───── Provided records ─────
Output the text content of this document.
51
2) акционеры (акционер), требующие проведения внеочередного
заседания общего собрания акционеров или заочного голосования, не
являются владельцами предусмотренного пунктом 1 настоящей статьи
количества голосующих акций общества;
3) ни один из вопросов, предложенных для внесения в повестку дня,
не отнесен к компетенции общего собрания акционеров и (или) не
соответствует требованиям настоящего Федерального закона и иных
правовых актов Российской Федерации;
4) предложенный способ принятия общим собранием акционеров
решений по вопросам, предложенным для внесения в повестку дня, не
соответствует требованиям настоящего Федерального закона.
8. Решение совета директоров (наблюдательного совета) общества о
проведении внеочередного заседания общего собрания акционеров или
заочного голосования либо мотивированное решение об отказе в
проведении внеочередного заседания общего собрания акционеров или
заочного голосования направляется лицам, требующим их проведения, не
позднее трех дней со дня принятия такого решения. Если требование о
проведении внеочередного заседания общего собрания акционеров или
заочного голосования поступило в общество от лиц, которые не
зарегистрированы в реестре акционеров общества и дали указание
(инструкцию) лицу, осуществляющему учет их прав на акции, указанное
─────
• [What the exercise asks]
Transcribe each entry precisely, missing none.

• [Exercise answer]
Output the text content of this document.
51
2) акционеры (акционер), требующие проведения внеочередного
заседания общего собрания акционеров или заочного голосования, не
являются владельцами предусмотренного пунктом 1 настоящей статьи
количества голосующих акций общества;
3) ни один из вопросов, предложенных для внесения в повестку дня,
не отнесен к компетенции общего собрания акционеров и (или) не
соответствует требованиям настоящего Федерального закона и иных
правовых актов Российской Федерации;
4) предложенный способ принятия общим собранием акционеров
решений по вопросам, предложенным для внесения в повестку дня, не
соответствует требованиям настоящего Федерального закона.
8. Решение совета директоров (наблюдательного совета) общества о
проведении внеочередного заседания общего собрания акционеров или
заочного голосования либо мотивированное решение об отказе в
проведении внеочередного заседания общего собрания акционеров или
заочного голосования направляется лицам, требующим их проведения, не
позднее трех дней со дня принятия такого решения. Если требование о
проведении внеочередного заседания общего собрания акционеров или
заочного голосования поступило в общество от лиц, которые не
зарегистрированы в реестре акционеров общества и дали указание
(инструкцию) лицу, осуществляющему учет их прав на акции, указанное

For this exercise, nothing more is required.